Read through the records below and copy each line that uses the word "Wages".

Given entries start

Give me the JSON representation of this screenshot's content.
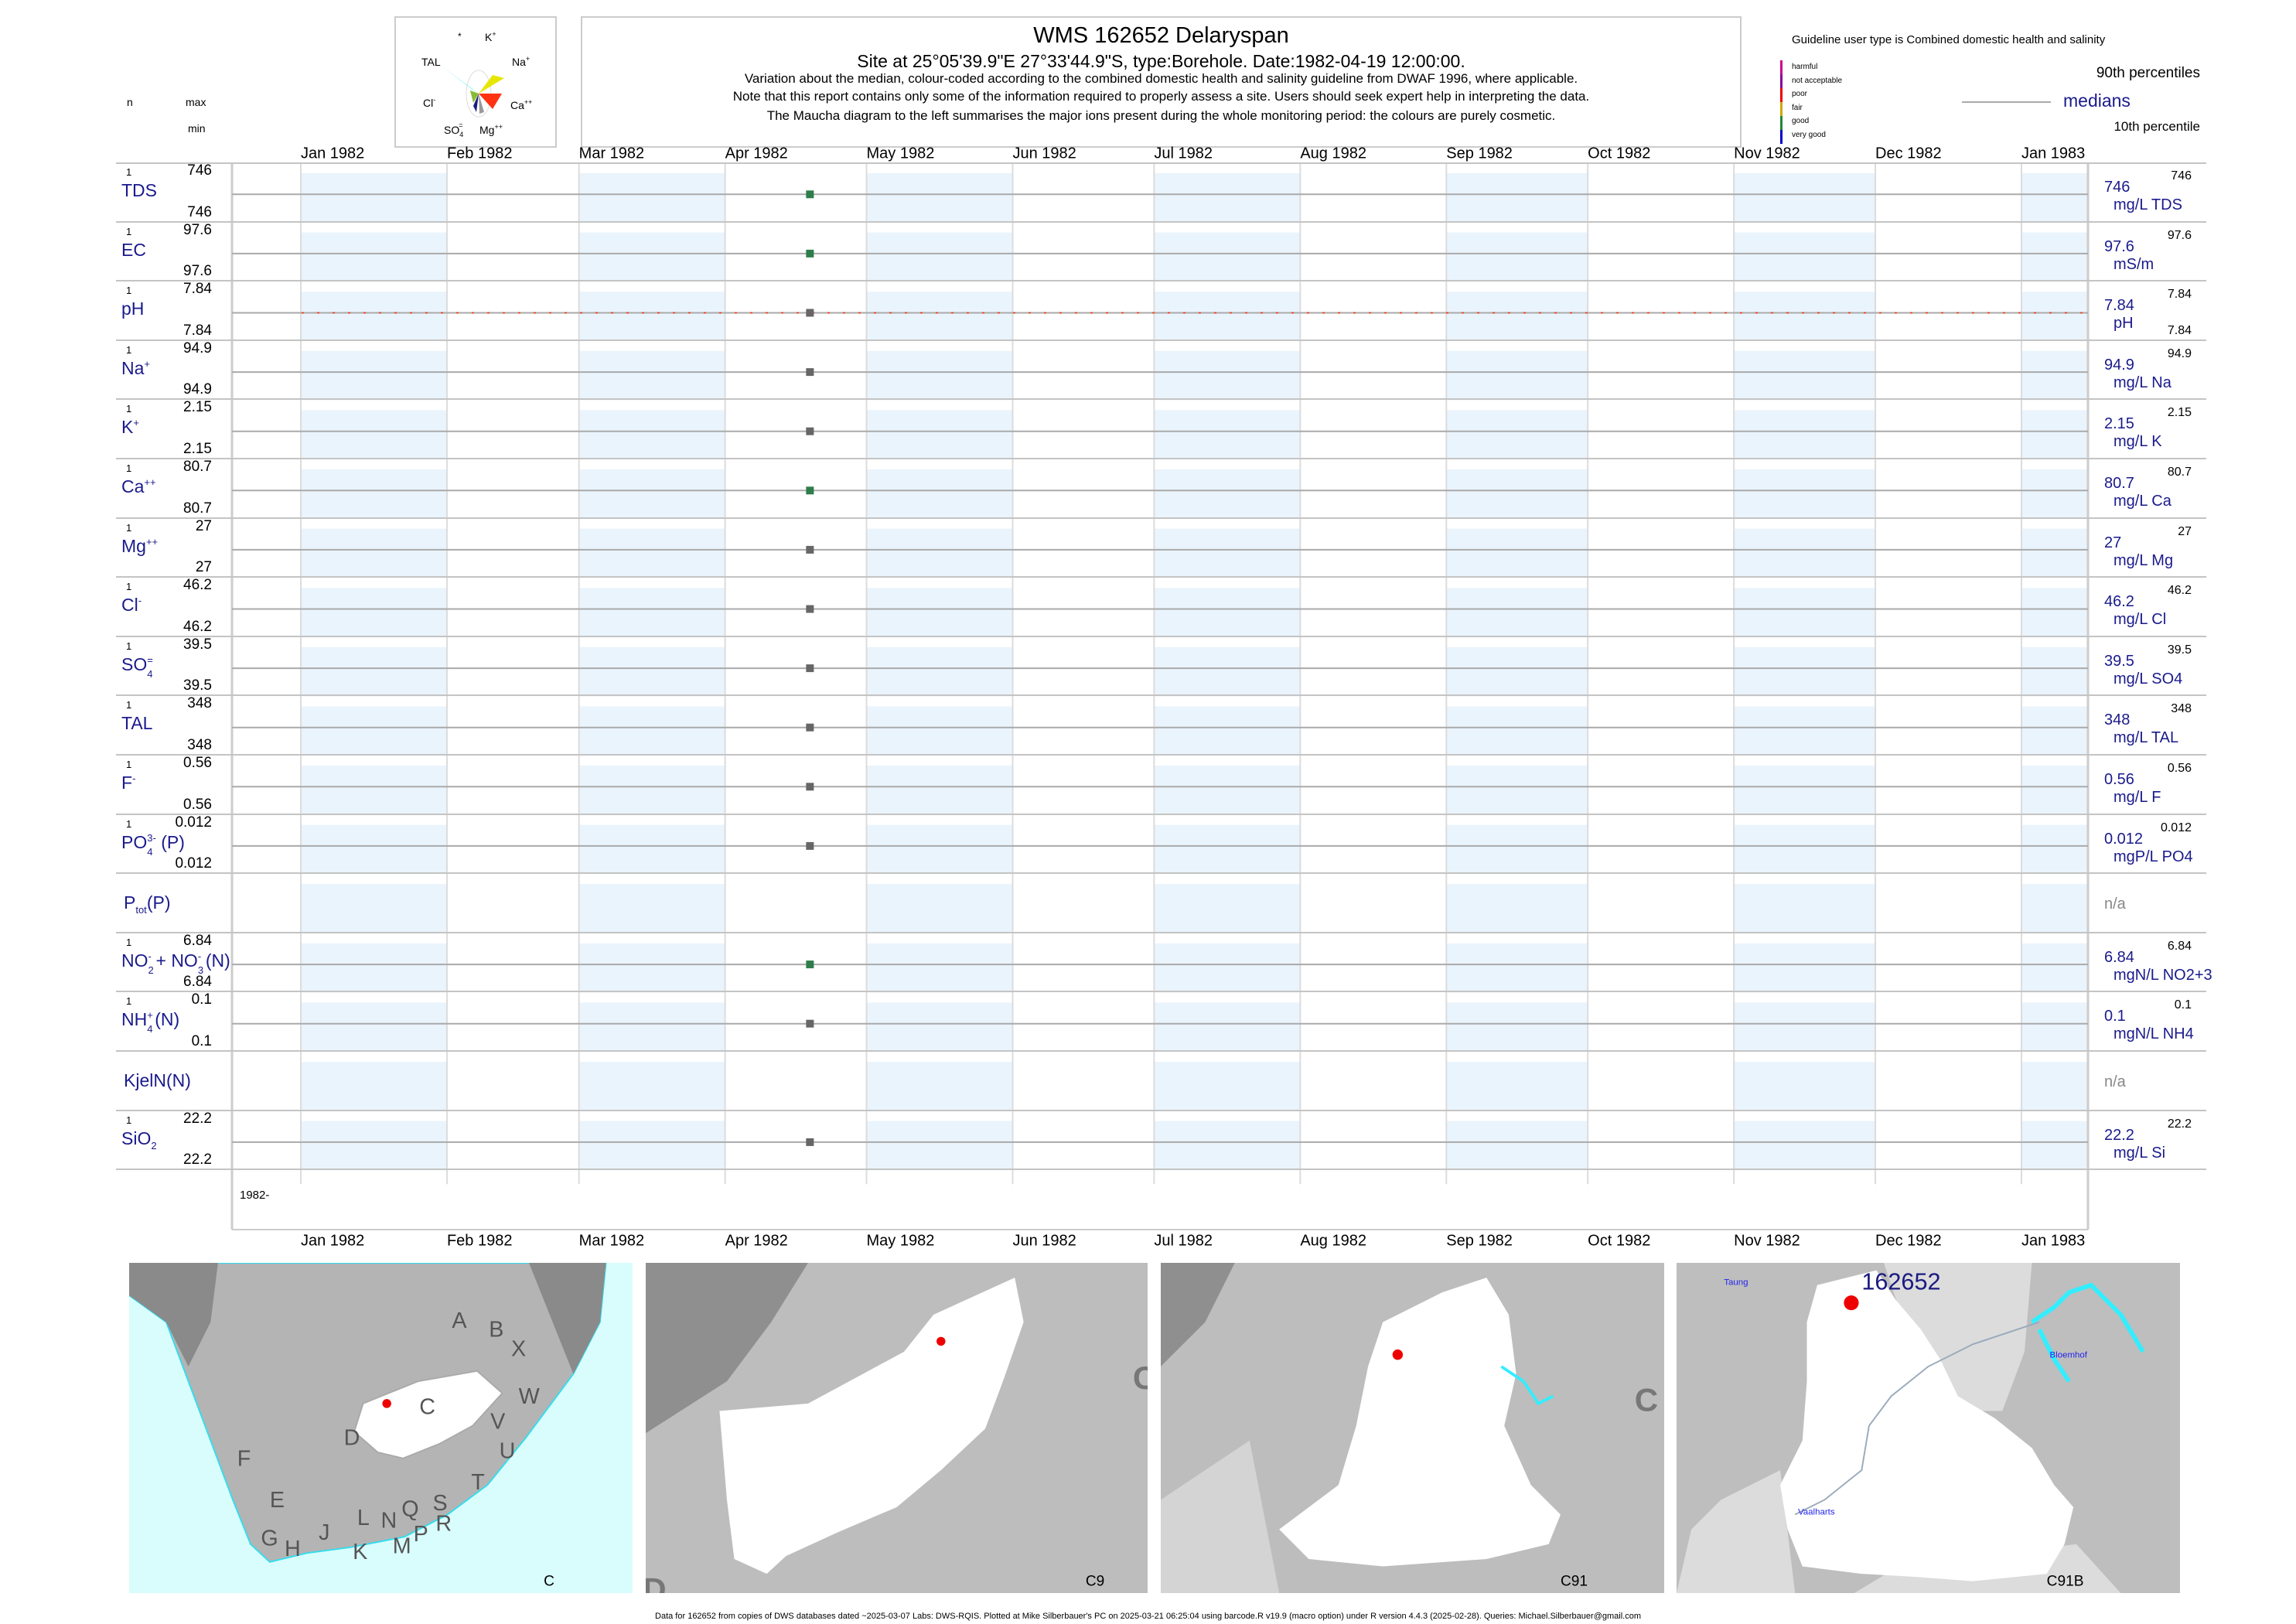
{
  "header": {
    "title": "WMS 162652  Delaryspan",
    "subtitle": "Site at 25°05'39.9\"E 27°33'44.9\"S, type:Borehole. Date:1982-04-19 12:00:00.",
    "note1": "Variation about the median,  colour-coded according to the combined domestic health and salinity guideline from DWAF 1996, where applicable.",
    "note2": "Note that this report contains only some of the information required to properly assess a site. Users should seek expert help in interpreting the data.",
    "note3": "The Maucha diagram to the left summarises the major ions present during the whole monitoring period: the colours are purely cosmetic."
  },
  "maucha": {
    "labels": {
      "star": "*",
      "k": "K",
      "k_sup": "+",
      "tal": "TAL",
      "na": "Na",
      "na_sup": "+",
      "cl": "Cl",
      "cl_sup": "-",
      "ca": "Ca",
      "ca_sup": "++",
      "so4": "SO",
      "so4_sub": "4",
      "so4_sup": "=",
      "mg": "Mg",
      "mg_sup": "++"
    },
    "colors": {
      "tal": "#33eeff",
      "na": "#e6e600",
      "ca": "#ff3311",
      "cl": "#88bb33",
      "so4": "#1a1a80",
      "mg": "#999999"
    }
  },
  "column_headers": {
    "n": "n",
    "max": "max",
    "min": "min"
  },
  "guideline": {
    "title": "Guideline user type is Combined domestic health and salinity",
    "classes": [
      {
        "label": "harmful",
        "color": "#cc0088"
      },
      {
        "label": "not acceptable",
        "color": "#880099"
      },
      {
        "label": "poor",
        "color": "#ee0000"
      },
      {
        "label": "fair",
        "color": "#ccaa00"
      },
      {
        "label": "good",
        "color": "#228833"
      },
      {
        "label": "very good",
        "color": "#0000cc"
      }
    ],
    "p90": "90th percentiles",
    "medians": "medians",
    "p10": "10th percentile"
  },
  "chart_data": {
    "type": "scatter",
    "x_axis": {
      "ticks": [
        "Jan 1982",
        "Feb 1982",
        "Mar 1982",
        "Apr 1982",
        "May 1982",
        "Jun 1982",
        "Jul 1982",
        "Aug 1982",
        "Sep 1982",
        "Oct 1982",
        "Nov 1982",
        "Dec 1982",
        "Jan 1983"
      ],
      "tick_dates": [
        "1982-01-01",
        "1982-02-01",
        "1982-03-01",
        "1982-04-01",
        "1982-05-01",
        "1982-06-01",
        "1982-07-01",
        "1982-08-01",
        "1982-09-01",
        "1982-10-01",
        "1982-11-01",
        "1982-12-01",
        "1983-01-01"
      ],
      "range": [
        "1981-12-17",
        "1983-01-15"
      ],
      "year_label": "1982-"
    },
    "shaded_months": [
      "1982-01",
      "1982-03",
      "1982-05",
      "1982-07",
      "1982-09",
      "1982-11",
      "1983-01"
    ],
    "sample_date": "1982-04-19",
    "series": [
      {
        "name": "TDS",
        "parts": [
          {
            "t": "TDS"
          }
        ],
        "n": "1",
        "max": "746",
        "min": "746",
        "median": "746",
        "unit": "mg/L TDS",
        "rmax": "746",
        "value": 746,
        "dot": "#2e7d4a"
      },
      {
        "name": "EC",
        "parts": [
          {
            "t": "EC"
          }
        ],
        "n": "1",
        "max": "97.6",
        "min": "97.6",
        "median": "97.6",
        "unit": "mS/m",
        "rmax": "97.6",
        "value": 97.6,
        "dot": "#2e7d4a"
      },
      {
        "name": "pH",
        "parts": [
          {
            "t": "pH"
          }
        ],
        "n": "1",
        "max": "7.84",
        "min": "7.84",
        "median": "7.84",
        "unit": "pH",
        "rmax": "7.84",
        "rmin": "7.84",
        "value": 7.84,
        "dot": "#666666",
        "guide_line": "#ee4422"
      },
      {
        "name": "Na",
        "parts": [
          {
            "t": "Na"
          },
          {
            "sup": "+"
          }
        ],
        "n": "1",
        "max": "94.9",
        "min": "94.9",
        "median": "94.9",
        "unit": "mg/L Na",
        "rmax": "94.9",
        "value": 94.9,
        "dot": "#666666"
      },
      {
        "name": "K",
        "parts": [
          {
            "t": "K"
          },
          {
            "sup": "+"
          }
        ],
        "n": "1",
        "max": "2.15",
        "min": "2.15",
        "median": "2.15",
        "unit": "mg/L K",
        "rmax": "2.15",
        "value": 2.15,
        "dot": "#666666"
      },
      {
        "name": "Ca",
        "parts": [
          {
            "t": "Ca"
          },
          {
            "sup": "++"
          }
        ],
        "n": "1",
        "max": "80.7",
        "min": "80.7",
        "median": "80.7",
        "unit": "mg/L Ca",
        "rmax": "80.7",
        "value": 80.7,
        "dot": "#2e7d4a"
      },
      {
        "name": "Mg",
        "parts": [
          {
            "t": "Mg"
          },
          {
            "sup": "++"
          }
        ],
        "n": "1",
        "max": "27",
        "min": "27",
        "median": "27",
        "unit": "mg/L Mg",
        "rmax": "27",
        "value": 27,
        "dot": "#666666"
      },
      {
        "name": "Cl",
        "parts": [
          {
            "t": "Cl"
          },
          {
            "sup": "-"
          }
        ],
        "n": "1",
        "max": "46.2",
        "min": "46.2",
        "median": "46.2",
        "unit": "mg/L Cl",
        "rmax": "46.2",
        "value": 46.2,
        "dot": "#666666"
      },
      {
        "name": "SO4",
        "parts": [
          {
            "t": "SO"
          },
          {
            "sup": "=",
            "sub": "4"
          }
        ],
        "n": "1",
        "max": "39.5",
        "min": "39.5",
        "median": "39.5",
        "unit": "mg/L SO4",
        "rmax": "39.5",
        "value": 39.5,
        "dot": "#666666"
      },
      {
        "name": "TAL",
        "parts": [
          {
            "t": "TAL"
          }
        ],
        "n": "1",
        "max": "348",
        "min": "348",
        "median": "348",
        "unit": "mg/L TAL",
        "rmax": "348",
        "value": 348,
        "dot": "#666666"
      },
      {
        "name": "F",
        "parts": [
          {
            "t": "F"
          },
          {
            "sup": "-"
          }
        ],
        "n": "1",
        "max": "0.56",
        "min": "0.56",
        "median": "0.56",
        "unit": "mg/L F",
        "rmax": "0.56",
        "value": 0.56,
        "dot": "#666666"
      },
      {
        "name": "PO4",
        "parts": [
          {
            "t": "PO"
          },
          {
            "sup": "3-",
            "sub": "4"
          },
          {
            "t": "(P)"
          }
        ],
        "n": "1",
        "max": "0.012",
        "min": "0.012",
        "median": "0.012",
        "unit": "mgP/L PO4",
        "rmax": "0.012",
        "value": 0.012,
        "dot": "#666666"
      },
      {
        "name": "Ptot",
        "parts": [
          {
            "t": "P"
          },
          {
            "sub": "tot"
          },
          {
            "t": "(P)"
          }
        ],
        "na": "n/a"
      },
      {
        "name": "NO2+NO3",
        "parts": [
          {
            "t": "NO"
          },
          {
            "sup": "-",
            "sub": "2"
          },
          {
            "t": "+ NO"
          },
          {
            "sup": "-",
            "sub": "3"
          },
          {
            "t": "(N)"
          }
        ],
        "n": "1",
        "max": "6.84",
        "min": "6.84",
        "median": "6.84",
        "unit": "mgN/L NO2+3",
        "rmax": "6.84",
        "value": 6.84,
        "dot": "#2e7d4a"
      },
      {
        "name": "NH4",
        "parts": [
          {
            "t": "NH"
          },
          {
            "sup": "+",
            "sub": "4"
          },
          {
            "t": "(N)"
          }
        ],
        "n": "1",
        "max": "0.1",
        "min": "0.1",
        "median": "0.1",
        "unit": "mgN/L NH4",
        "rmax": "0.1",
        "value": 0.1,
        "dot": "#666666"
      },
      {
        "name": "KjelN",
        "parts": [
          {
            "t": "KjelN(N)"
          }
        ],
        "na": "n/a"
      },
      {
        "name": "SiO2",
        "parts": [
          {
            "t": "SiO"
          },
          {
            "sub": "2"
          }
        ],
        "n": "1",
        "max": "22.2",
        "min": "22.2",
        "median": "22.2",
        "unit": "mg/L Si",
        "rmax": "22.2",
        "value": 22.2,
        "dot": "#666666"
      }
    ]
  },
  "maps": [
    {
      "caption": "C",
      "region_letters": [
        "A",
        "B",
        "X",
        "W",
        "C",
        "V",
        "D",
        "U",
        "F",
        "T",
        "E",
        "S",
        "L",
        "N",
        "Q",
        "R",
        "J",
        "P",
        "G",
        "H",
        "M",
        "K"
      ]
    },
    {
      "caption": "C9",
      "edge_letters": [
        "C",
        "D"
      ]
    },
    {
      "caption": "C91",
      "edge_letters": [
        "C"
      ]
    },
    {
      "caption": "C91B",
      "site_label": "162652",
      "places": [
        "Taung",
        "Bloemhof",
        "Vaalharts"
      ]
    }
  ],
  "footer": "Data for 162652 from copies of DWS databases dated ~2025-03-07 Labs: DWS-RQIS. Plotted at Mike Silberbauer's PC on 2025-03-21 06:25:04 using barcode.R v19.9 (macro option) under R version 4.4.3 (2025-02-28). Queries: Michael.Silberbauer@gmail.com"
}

Given entries end
Given entries start

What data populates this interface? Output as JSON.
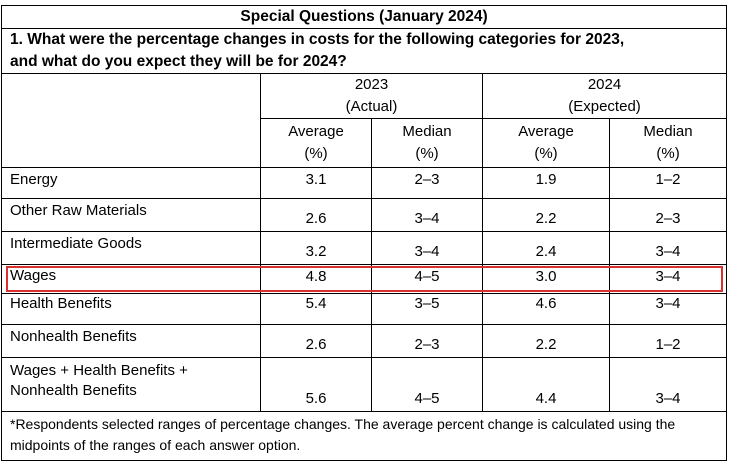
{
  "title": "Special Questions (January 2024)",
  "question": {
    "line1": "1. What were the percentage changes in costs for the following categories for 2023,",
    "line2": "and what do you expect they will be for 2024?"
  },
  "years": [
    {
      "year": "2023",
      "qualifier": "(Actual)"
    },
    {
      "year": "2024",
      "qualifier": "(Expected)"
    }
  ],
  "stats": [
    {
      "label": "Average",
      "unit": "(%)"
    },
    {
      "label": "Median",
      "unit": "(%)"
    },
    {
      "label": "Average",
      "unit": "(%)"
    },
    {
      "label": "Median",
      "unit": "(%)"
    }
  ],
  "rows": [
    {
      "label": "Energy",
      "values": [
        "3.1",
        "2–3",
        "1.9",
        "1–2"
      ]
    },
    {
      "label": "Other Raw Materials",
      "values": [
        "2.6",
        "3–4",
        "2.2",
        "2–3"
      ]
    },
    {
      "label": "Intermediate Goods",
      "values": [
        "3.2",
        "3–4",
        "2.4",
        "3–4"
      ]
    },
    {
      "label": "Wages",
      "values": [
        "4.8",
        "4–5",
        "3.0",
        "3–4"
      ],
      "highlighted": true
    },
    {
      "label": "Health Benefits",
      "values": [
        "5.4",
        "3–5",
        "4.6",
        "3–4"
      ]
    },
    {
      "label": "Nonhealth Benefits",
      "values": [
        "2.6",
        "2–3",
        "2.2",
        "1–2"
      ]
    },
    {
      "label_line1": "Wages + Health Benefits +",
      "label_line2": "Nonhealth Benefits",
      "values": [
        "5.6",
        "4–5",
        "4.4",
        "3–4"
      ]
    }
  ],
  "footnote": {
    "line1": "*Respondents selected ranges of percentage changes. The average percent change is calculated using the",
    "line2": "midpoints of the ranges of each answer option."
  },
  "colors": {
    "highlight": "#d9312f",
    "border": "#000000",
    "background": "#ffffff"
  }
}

Given entries end
Given entries start

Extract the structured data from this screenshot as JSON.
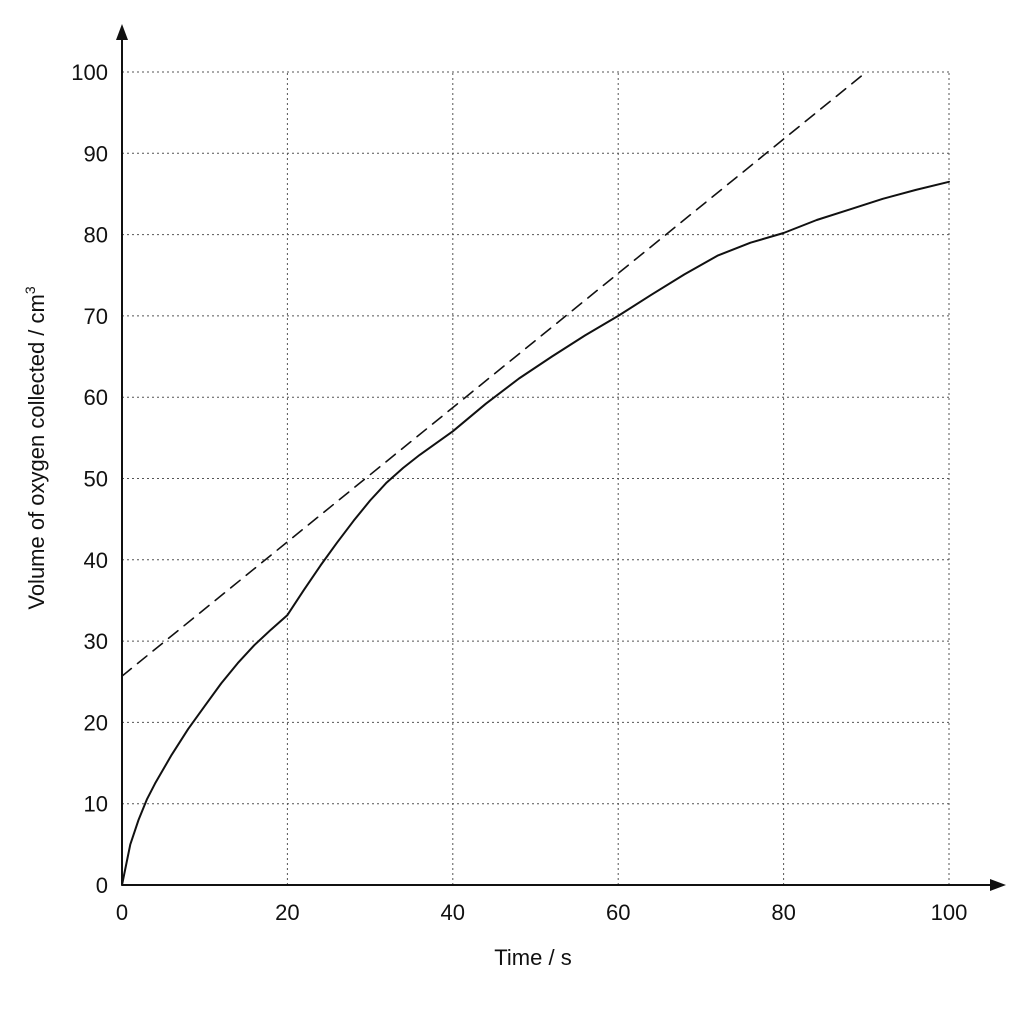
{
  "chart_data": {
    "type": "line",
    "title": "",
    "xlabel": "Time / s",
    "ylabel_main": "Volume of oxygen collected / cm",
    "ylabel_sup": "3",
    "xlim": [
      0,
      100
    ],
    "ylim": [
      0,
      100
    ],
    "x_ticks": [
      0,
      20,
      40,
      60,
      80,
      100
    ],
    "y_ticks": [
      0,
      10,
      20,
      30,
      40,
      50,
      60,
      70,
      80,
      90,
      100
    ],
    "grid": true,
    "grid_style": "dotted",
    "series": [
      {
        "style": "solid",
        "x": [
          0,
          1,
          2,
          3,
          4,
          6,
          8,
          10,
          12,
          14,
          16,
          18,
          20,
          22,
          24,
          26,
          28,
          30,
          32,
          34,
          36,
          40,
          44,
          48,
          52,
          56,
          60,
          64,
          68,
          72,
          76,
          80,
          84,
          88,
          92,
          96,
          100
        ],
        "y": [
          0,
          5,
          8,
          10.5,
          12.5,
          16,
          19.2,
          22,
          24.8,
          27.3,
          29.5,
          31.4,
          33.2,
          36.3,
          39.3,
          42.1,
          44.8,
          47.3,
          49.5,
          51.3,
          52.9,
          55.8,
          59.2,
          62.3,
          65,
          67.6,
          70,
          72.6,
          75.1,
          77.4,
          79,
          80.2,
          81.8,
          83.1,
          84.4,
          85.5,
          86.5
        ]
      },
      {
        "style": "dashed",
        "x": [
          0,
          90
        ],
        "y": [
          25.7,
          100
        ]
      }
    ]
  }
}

Given entries end

Task solution:
      "label": "Wages",
      "label_line1": "Wages + Health Benefits +",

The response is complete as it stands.